Figure collection entries:
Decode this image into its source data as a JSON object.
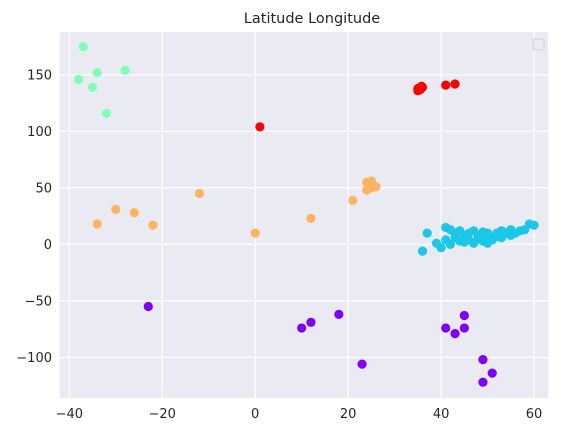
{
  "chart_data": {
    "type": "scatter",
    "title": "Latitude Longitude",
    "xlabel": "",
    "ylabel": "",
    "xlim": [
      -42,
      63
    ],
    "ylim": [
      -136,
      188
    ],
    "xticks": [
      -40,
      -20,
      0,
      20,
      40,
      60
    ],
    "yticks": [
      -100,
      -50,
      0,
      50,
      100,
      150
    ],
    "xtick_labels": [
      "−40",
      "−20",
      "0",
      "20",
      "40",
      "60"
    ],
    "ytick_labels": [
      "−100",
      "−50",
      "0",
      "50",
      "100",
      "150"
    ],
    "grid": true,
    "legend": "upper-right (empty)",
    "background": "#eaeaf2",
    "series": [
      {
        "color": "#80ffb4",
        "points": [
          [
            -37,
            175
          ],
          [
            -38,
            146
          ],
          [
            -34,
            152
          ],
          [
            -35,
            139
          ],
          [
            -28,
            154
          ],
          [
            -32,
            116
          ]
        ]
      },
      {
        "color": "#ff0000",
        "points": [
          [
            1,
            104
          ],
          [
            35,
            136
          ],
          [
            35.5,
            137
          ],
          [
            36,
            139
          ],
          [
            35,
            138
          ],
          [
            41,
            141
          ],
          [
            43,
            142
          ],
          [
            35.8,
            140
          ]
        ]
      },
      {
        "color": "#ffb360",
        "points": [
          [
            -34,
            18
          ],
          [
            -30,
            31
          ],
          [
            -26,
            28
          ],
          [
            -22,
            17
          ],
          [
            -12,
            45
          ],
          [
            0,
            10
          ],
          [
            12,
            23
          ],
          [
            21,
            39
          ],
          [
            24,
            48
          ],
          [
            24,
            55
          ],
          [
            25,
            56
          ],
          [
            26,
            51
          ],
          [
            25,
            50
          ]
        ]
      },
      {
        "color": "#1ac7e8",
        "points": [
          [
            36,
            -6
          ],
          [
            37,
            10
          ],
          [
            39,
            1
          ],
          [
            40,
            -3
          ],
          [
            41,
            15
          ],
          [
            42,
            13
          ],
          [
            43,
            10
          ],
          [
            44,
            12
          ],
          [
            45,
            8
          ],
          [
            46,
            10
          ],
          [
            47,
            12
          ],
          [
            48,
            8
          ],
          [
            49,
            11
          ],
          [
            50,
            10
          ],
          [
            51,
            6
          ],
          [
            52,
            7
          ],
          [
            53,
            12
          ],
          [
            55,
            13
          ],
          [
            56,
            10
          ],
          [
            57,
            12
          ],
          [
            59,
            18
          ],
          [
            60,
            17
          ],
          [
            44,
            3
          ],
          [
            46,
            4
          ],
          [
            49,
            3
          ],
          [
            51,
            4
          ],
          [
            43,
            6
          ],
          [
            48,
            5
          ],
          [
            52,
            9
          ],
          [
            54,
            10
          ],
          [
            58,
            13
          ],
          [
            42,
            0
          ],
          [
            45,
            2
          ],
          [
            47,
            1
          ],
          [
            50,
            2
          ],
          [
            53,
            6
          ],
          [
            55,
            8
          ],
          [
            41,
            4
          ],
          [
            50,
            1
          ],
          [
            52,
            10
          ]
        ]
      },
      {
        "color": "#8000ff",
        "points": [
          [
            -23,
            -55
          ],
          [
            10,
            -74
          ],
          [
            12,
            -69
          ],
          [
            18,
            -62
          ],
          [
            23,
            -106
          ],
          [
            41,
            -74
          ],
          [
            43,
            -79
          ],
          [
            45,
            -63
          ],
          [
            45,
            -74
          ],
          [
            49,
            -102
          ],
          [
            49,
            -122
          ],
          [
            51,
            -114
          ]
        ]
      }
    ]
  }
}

* * *

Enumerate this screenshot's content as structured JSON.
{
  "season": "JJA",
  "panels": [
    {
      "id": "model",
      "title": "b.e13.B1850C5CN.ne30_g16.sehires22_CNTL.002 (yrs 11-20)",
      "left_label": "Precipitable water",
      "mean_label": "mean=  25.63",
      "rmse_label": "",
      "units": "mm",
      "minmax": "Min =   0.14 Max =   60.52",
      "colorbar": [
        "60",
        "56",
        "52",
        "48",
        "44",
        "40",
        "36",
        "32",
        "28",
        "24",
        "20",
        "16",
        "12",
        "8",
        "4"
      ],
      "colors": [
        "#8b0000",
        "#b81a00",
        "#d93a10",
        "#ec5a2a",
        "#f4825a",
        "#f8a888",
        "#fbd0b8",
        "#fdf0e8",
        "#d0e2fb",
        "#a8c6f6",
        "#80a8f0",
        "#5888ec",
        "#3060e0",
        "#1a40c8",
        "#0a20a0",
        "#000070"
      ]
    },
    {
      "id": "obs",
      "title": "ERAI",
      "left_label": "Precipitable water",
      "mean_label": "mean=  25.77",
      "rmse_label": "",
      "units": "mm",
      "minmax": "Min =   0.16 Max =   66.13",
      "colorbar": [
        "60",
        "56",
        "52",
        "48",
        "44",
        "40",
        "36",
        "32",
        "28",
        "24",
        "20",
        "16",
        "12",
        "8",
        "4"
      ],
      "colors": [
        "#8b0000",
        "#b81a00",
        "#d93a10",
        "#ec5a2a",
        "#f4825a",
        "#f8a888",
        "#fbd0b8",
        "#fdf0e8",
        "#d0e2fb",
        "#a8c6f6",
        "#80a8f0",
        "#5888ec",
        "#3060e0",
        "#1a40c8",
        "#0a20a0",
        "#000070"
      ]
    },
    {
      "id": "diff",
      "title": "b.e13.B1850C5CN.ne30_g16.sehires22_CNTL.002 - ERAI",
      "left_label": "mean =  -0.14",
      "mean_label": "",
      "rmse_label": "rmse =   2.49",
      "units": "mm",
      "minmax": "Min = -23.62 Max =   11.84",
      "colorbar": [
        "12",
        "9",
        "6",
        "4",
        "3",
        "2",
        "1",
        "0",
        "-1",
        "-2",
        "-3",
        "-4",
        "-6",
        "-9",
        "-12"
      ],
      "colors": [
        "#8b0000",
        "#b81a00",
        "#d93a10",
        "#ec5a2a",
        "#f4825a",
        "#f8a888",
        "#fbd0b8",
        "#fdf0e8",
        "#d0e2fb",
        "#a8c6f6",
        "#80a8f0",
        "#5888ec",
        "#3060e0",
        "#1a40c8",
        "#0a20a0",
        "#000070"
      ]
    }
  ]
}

Exercise goal: For each line in the data above that contains the string "minmax", extract the line.

Response to this exercise:
      "minmax": "Min =   0.14 Max =   60.52",
      "minmax": "Min =   0.16 Max =   66.13",
      "minmax": "Min = -23.62 Max =   11.84",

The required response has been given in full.